··· GIVEN INFORMATION ···

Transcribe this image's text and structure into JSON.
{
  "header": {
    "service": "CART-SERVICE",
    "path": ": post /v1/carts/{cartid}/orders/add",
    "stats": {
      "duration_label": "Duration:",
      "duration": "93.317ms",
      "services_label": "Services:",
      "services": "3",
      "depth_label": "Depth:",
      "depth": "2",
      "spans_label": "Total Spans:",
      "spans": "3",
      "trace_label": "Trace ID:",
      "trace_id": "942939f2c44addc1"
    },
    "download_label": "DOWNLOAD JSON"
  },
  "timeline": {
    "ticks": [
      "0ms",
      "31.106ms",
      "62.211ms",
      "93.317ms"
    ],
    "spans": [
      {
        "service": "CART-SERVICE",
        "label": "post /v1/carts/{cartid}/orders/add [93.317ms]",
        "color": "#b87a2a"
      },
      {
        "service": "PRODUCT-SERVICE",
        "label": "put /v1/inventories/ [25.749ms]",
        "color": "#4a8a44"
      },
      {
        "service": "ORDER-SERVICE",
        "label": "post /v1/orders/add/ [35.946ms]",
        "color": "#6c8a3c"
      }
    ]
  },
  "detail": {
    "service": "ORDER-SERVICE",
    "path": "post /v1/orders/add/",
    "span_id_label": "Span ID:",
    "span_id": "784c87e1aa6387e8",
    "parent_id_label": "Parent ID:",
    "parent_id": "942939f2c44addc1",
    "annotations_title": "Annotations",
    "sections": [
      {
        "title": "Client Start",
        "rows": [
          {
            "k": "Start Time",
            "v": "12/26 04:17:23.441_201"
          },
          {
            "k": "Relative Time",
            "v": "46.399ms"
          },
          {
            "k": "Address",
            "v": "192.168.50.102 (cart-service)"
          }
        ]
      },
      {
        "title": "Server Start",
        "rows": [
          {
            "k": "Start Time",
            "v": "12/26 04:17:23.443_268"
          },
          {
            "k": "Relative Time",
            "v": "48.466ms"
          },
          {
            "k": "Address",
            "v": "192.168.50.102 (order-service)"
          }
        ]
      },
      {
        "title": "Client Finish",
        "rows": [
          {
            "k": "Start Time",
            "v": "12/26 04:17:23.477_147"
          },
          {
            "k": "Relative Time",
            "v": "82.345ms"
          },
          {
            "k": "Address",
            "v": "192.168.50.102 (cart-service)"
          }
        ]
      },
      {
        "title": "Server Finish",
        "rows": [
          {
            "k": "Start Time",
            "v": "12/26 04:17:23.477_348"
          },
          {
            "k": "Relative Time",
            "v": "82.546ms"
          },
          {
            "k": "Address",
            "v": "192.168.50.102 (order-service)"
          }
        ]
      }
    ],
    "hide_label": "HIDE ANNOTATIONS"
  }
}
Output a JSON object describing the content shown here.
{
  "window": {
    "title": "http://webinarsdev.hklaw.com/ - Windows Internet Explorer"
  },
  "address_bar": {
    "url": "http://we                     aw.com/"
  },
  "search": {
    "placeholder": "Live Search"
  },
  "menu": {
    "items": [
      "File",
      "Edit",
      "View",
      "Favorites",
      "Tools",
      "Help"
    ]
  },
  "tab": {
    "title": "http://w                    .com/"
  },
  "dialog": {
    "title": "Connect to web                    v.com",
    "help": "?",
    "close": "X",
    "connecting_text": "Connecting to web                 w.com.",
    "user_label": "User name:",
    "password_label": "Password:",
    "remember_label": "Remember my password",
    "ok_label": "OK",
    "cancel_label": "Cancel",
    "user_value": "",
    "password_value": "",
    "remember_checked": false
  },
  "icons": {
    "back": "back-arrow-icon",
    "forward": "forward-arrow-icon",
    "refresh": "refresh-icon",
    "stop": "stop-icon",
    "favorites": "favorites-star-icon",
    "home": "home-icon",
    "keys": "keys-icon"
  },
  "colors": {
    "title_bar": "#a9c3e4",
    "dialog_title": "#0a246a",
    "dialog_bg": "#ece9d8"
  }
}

···

> _EXERCISE TASK_: Every record above should be output exactly.

> _RESULT OF THIS EXERCISE_:
Transcribe this image's text and structure into JSON.
{
  "header": {
    "service": "CART-SERVICE",
    "path": ": post /v1/carts/{cartid}/orders/add",
    "stats": {
      "duration_label": "Duration:",
      "duration": "93.317ms",
      "services_label": "Services:",
      "services": "3",
      "depth_label": "Depth:",
      "depth": "2",
      "spans_label": "Total Spans:",
      "spans": "3",
      "trace_label": "Trace ID:",
      "trace_id": "942939f2c44addc1"
    },
    "download_label": "DOWNLOAD JSON"
  },
  "timeline": {
    "ticks": [
      "0ms",
      "31.106ms",
      "62.211ms",
      "93.317ms"
    ],
    "spans": [
      {
        "service": "CART-SERVICE",
        "label": "post /v1/carts/{cartid}/orders/add [93.317ms]",
        "color": "#b87a2a"
      },
      {
        "service": "PRODUCT-SERVICE",
        "label": "put /v1/inventories/ [25.749ms]",
        "color": "#4a8a44"
      },
      {
        "service": "ORDER-SERVICE",
        "label": "post /v1/orders/add/ [35.946ms]",
        "color": "#6c8a3c"
      }
    ]
  },
  "detail": {
    "service": "ORDER-SERVICE",
    "path": "post /v1/orders/add/",
    "span_id_label": "Span ID:",
    "span_id": "784c87e1aa6387e8",
    "parent_id_label": "Parent ID:",
    "parent_id": "942939f2c44addc1",
    "annotations_title": "Annotations",
    "sections": [
      {
        "title": "Client Start",
        "rows": [
          {
            "k": "Start Time",
            "v": "12/26 04:17:23.441_201"
          },
          {
            "k": "Relative Time",
            "v": "46.399ms"
          },
          {
            "k": "Address",
            "v": "192.168.50.102 (cart-service)"
          }
        ]
      },
      {
        "title": "Server Start",
        "rows": [
          {
            "k": "Start Time",
            "v": "12/26 04:17:23.443_268"
          },
          {
            "k": "Relative Time",
            "v": "48.466ms"
          },
          {
            "k": "Address",
            "v": "192.168.50.102 (order-service)"
          }
        ]
      },
      {
        "title": "Client Finish",
        "rows": [
          {
            "k": "Start Time",
            "v": "12/26 04:17:23.477_147"
          },
          {
            "k": "Relative Time",
            "v": "82.345ms"
          },
          {
            "k": "Address",
            "v": "192.168.50.102 (cart-service)"
          }
        ]
      },
      {
        "title": "Server Finish",
        "rows": [
          {
            "k": "Start Time",
            "v": "12/26 04:17:23.477_348"
          },
          {
            "k": "Relative Time",
            "v": "82.546ms"
          },
          {
            "k": "Address",
            "v": "192.168.50.102 (order-service)"
          }
        ]
      }
    ],
    "hide_label": "HIDE ANNOTATIONS"
  }
}
Output a JSON object describing the content shown here.
{
  "window": {
    "title": "http://webinarsdev.hklaw.com/ - Windows Internet Explorer"
  },
  "address_bar": {
    "url": "http://we                     aw.com/"
  },
  "search": {
    "placeholder": "Live Search"
  },
  "menu": {
    "items": [
      "File",
      "Edit",
      "View",
      "Favorites",
      "Tools",
      "Help"
    ]
  },
  "tab": {
    "title": "http://w                    .com/"
  },
  "dialog": {
    "title": "Connect to web                    v.com",
    "help": "?",
    "close": "X",
    "connecting_text": "Connecting to web                 w.com.",
    "user_label": "User name:",
    "password_label": "Password:",
    "remember_label": "Remember my password",
    "ok_label": "OK",
    "cancel_label": "Cancel",
    "user_value": "",
    "password_value": "",
    "remember_checked": false
  },
  "icons": {
    "back": "back-arrow-icon",
    "forward": "forward-arrow-icon",
    "refresh": "refresh-icon",
    "stop": "stop-icon",
    "favorites": "favorites-star-icon",
    "home": "home-icon",
    "keys": "keys-icon"
  },
  "colors": {
    "title_bar": "#a9c3e4",
    "dialog_title": "#0a246a",
    "dialog_bg": "#ece9d8"
  }
}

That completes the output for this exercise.